### Given records

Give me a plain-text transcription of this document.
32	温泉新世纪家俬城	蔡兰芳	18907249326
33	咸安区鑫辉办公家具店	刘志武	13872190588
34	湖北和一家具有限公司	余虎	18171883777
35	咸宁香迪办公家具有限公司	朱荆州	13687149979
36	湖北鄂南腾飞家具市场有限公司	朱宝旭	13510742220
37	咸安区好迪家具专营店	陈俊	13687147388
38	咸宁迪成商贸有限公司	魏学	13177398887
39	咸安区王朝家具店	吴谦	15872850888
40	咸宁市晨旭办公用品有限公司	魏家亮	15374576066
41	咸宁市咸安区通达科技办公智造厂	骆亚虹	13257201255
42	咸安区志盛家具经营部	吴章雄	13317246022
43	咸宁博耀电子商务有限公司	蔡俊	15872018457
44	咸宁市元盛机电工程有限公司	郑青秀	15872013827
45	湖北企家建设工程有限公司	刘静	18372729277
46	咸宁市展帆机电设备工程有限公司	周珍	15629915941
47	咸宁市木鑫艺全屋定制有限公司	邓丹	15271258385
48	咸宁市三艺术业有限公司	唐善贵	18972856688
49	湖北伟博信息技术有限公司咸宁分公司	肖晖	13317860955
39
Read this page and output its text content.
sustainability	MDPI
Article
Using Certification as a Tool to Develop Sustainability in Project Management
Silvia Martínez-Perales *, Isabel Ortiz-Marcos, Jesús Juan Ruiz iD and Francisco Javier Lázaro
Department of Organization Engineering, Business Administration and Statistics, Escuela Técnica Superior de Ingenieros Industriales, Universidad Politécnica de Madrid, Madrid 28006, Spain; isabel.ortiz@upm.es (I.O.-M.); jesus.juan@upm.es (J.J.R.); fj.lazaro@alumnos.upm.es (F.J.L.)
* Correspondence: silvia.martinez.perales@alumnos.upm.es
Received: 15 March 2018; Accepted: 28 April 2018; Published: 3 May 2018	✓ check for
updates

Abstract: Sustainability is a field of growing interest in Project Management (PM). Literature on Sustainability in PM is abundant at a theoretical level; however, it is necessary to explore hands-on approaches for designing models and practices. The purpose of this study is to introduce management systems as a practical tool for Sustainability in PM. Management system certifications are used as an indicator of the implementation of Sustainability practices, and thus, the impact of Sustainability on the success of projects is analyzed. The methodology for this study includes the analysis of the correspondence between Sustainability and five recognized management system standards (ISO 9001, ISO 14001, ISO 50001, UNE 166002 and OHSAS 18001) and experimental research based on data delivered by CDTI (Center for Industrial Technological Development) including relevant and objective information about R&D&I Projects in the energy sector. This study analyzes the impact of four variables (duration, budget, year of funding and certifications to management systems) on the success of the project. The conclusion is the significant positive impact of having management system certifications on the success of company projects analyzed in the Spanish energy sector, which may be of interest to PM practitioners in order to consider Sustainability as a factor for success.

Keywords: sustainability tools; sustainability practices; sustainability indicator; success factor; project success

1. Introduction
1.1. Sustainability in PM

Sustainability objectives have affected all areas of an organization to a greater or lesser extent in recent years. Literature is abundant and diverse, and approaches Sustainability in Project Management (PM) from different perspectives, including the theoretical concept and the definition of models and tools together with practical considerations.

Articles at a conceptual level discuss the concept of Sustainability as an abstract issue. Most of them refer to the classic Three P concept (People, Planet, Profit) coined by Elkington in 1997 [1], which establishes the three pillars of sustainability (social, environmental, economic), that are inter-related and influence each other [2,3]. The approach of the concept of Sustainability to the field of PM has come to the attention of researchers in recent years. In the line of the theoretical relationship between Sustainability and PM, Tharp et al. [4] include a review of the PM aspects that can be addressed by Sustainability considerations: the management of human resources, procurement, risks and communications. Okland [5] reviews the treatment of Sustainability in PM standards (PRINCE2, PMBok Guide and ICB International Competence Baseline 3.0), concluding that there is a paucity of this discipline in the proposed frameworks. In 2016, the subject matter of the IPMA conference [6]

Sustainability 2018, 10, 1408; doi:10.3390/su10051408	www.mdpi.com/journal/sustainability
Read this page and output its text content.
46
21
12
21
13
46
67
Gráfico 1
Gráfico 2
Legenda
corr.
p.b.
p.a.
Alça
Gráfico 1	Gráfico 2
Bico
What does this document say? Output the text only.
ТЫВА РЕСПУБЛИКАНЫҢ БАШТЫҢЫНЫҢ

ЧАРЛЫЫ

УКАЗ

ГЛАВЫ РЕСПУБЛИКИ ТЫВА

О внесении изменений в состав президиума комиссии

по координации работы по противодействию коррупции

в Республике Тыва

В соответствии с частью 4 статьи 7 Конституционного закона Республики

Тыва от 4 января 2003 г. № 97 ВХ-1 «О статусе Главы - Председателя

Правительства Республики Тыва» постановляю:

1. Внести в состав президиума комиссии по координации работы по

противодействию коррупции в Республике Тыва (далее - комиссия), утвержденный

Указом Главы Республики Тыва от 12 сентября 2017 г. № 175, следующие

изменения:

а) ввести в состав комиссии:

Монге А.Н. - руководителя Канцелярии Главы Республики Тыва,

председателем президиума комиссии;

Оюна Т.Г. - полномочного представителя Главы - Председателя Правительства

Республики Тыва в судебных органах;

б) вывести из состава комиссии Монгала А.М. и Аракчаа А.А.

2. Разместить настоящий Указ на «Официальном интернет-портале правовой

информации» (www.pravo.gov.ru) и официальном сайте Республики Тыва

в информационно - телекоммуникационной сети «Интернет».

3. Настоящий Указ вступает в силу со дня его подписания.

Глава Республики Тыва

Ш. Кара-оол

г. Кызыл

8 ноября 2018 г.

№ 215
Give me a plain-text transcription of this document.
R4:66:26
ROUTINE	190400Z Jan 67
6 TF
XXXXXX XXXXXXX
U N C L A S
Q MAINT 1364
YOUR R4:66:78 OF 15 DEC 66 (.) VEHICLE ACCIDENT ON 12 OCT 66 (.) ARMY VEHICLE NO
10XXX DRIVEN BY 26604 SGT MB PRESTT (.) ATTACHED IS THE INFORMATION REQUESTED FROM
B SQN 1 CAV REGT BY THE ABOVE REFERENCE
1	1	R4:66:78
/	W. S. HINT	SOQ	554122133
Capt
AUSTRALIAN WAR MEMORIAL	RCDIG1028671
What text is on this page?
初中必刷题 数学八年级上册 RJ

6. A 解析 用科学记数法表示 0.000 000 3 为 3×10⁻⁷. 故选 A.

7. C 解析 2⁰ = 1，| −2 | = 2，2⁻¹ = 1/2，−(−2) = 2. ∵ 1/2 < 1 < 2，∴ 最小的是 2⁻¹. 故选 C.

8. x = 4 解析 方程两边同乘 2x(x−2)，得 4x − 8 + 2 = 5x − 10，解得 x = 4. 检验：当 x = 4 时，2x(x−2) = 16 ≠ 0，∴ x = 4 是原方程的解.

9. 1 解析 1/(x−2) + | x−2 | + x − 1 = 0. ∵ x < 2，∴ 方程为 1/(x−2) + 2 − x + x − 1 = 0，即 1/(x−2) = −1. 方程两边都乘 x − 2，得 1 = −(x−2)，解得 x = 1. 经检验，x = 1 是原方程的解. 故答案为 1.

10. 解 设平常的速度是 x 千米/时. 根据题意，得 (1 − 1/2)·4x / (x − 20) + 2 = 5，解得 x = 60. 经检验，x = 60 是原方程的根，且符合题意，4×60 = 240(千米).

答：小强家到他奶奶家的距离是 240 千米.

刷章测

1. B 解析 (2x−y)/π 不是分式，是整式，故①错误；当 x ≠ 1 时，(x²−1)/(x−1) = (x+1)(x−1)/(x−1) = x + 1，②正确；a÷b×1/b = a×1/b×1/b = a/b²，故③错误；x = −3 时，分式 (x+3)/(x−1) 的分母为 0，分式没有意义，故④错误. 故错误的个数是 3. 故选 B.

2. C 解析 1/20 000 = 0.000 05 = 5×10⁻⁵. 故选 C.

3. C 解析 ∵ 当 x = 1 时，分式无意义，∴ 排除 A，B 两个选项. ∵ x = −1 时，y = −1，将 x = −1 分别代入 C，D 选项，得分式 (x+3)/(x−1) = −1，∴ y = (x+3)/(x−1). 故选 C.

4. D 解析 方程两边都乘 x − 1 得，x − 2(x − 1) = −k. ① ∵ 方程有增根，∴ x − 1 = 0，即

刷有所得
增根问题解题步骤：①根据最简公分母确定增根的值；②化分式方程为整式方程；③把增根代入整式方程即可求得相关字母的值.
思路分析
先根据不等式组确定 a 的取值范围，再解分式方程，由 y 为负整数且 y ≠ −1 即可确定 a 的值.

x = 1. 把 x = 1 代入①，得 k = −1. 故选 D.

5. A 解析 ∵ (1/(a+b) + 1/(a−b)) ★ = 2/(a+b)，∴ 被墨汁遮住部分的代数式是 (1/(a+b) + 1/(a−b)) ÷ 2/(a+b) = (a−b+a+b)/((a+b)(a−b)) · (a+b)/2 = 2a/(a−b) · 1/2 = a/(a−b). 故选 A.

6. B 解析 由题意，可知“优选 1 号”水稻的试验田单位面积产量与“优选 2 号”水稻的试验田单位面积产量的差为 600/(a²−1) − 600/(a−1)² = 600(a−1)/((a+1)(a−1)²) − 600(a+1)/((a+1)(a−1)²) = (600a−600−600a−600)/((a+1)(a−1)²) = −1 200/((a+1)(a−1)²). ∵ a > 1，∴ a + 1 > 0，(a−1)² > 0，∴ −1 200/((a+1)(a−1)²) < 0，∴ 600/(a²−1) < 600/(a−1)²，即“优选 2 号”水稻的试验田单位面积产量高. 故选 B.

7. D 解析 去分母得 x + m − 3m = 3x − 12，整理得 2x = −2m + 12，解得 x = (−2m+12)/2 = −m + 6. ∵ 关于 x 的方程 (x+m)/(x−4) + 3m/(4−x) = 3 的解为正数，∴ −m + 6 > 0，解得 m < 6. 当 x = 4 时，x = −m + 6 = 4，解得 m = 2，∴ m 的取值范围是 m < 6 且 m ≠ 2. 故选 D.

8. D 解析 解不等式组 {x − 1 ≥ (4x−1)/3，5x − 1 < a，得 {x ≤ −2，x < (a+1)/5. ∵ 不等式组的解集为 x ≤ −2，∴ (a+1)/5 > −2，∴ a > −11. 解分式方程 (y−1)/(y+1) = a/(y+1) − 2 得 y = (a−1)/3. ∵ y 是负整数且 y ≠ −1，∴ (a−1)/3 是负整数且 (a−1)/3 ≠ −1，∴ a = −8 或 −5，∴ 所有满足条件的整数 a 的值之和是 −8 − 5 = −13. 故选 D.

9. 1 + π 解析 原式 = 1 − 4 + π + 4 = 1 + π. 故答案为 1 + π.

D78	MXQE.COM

### The exercise
Look for "recent" and pull out every line that has it.

### The reply
Sustainability objectives have affected all areas of an organization to a greater or lesser extent in recent years. Literature is abundant and diverse, and approaches Sustainability in Project Management (PM) from different perspectives, including the theoretical concept and the definition of models and tools together with practical considerations.
Articles at a conceptual level discuss the concept of Sustainability as an abstract issue. Most of them refer to the classic Three P concept (People, Planet, Profit) coined by Elkington in 1997 [1], which establishes the three pillars of sustainability (social, environmental, economic), that are inter-related and influence each other [2,3]. The approach of the concept of Sustainability to the field of PM has come to the attention of researchers in recent years. In the line of the theoretical relationship between Sustainability and PM, Tharp et al. [4] include a review of the PM aspects that can be addressed by Sustainability considerations: the management of human resources, procurement, risks and communications. Okland [5] reviews the treatment of Sustainability in PM standards (PRINCE2, PMBok Guide and ICB International Competence Baseline 3.0), concluding that there is a paucity of this discipline in the proposed frameworks. In 2016, the subject matter of the IPMA conference [6]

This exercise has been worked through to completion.